═════ GIVEN RECORDS ═════

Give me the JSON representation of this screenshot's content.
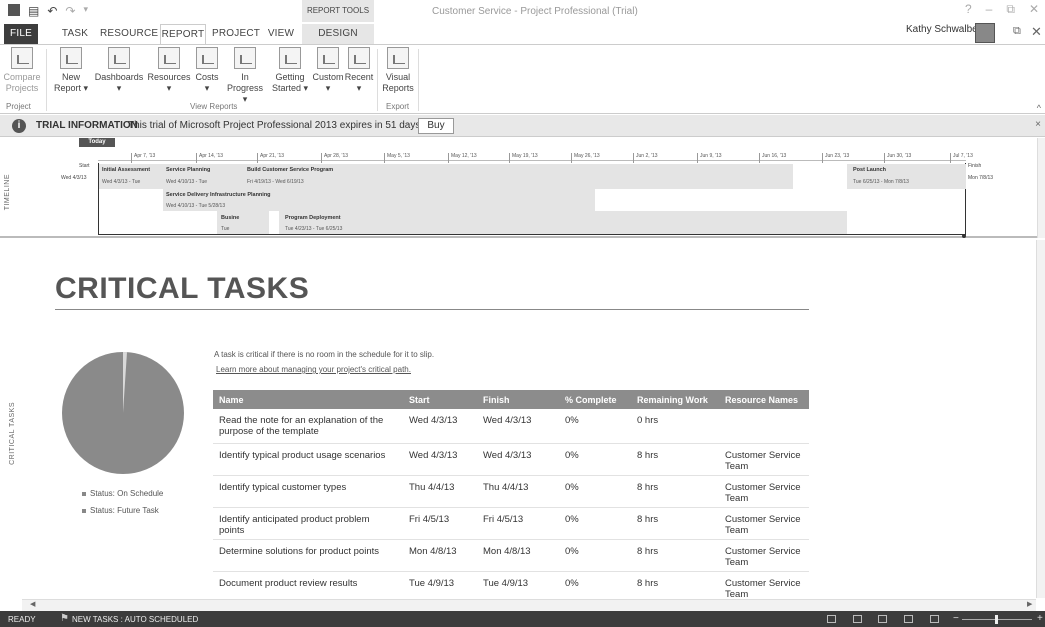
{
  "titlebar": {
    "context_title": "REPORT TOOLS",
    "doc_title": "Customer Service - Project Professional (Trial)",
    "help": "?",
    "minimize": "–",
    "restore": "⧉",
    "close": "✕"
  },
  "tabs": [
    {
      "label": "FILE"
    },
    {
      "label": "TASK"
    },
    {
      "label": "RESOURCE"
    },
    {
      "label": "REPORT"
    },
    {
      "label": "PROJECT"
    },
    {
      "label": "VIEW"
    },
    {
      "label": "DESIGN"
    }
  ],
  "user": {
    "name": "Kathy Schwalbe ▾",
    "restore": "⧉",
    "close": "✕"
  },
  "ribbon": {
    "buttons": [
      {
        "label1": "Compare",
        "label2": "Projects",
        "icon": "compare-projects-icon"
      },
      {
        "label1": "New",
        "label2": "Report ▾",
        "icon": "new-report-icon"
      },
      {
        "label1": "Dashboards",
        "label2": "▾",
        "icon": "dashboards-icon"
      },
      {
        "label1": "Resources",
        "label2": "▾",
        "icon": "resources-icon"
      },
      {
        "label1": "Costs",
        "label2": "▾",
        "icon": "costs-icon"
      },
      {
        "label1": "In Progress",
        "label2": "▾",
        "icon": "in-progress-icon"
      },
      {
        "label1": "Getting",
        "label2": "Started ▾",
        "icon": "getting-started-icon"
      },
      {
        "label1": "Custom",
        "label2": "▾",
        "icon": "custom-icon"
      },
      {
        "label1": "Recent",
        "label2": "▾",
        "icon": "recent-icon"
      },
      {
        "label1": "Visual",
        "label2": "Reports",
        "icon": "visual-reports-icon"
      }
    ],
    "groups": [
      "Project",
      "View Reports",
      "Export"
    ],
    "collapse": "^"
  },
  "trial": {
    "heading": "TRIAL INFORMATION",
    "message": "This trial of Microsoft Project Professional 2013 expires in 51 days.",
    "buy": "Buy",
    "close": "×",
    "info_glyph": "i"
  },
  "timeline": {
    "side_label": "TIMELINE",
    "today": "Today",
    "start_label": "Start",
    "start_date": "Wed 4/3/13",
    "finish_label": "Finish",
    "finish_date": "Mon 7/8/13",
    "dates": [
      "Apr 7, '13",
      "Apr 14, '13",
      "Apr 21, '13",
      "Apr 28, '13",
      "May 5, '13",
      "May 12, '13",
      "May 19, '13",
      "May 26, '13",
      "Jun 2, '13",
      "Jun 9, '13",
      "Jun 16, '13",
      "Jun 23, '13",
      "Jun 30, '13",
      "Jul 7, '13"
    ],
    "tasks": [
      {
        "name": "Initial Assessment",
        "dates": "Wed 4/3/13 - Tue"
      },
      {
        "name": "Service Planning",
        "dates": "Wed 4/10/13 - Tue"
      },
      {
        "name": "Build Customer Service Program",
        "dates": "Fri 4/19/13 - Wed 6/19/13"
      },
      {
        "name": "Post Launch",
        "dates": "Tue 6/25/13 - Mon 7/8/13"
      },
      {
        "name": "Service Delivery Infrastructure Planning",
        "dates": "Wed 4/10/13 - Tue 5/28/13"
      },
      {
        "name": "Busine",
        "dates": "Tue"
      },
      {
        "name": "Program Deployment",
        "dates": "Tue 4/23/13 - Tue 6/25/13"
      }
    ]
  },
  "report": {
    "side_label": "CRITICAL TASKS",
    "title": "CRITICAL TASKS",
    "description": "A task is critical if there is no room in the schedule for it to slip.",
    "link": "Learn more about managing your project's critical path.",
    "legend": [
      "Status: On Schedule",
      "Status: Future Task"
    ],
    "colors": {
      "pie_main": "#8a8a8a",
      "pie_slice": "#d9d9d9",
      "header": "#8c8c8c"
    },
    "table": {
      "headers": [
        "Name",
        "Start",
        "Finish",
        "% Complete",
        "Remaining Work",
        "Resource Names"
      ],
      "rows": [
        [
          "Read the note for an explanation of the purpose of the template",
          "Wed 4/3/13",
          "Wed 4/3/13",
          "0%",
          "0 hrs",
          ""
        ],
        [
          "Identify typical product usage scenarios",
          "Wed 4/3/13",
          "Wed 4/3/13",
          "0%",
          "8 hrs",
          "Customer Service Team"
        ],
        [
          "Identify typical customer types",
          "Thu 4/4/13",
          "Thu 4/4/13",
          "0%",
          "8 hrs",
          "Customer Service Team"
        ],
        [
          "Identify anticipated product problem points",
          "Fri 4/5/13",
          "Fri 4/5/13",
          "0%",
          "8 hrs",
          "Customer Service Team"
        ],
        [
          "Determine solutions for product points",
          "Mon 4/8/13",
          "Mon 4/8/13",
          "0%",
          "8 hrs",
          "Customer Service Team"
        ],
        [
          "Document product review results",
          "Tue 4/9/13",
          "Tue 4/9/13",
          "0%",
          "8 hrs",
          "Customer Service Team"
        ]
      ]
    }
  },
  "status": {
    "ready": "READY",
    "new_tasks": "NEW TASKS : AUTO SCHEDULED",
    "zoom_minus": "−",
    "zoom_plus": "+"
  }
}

═════

TASK PROMPT:
Go through the material above and print all of it exactly, except the pictures.

FINISHED TASK:
Give me the JSON representation of this screenshot's content.
{
  "titlebar": {
    "context_title": "REPORT TOOLS",
    "doc_title": "Customer Service - Project Professional (Trial)",
    "help": "?",
    "minimize": "–",
    "restore": "⧉",
    "close": "✕"
  },
  "tabs": [
    {
      "label": "FILE"
    },
    {
      "label": "TASK"
    },
    {
      "label": "RESOURCE"
    },
    {
      "label": "REPORT"
    },
    {
      "label": "PROJECT"
    },
    {
      "label": "VIEW"
    },
    {
      "label": "DESIGN"
    }
  ],
  "user": {
    "name": "Kathy Schwalbe ▾",
    "restore": "⧉",
    "close": "✕"
  },
  "ribbon": {
    "buttons": [
      {
        "label1": "Compare",
        "label2": "Projects",
        "icon": "compare-projects-icon"
      },
      {
        "label1": "New",
        "label2": "Report ▾",
        "icon": "new-report-icon"
      },
      {
        "label1": "Dashboards",
        "label2": "▾",
        "icon": "dashboards-icon"
      },
      {
        "label1": "Resources",
        "label2": "▾",
        "icon": "resources-icon"
      },
      {
        "label1": "Costs",
        "label2": "▾",
        "icon": "costs-icon"
      },
      {
        "label1": "In Progress",
        "label2": "▾",
        "icon": "in-progress-icon"
      },
      {
        "label1": "Getting",
        "label2": "Started ▾",
        "icon": "getting-started-icon"
      },
      {
        "label1": "Custom",
        "label2": "▾",
        "icon": "custom-icon"
      },
      {
        "label1": "Recent",
        "label2": "▾",
        "icon": "recent-icon"
      },
      {
        "label1": "Visual",
        "label2": "Reports",
        "icon": "visual-reports-icon"
      }
    ],
    "groups": [
      "Project",
      "View Reports",
      "Export"
    ],
    "collapse": "^"
  },
  "trial": {
    "heading": "TRIAL INFORMATION",
    "message": "This trial of Microsoft Project Professional 2013 expires in 51 days.",
    "buy": "Buy",
    "close": "×",
    "info_glyph": "i"
  },
  "timeline": {
    "side_label": "TIMELINE",
    "today": "Today",
    "start_label": "Start",
    "start_date": "Wed 4/3/13",
    "finish_label": "Finish",
    "finish_date": "Mon 7/8/13",
    "dates": [
      "Apr 7, '13",
      "Apr 14, '13",
      "Apr 21, '13",
      "Apr 28, '13",
      "May 5, '13",
      "May 12, '13",
      "May 19, '13",
      "May 26, '13",
      "Jun 2, '13",
      "Jun 9, '13",
      "Jun 16, '13",
      "Jun 23, '13",
      "Jun 30, '13",
      "Jul 7, '13"
    ],
    "tasks": [
      {
        "name": "Initial Assessment",
        "dates": "Wed 4/3/13 - Tue"
      },
      {
        "name": "Service Planning",
        "dates": "Wed 4/10/13 - Tue"
      },
      {
        "name": "Build Customer Service Program",
        "dates": "Fri 4/19/13 - Wed 6/19/13"
      },
      {
        "name": "Post Launch",
        "dates": "Tue 6/25/13 - Mon 7/8/13"
      },
      {
        "name": "Service Delivery Infrastructure Planning",
        "dates": "Wed 4/10/13 - Tue 5/28/13"
      },
      {
        "name": "Busine",
        "dates": "Tue"
      },
      {
        "name": "Program Deployment",
        "dates": "Tue 4/23/13 - Tue 6/25/13"
      }
    ]
  },
  "report": {
    "side_label": "CRITICAL TASKS",
    "title": "CRITICAL TASKS",
    "description": "A task is critical if there is no room in the schedule for it to slip.",
    "link": "Learn more about managing your project's critical path.",
    "legend": [
      "Status: On Schedule",
      "Status: Future Task"
    ],
    "colors": {
      "pie_main": "#8a8a8a",
      "pie_slice": "#d9d9d9",
      "header": "#8c8c8c"
    },
    "table": {
      "headers": [
        "Name",
        "Start",
        "Finish",
        "% Complete",
        "Remaining Work",
        "Resource Names"
      ],
      "rows": [
        [
          "Read the note for an explanation of the purpose of the template",
          "Wed 4/3/13",
          "Wed 4/3/13",
          "0%",
          "0 hrs",
          ""
        ],
        [
          "Identify typical product usage scenarios",
          "Wed 4/3/13",
          "Wed 4/3/13",
          "0%",
          "8 hrs",
          "Customer Service Team"
        ],
        [
          "Identify typical customer types",
          "Thu 4/4/13",
          "Thu 4/4/13",
          "0%",
          "8 hrs",
          "Customer Service Team"
        ],
        [
          "Identify anticipated product problem points",
          "Fri 4/5/13",
          "Fri 4/5/13",
          "0%",
          "8 hrs",
          "Customer Service Team"
        ],
        [
          "Determine solutions for product points",
          "Mon 4/8/13",
          "Mon 4/8/13",
          "0%",
          "8 hrs",
          "Customer Service Team"
        ],
        [
          "Document product review results",
          "Tue 4/9/13",
          "Tue 4/9/13",
          "0%",
          "8 hrs",
          "Customer Service Team"
        ]
      ]
    }
  },
  "status": {
    "ready": "READY",
    "new_tasks": "NEW TASKS : AUTO SCHEDULED",
    "zoom_minus": "−",
    "zoom_plus": "+"
  }
}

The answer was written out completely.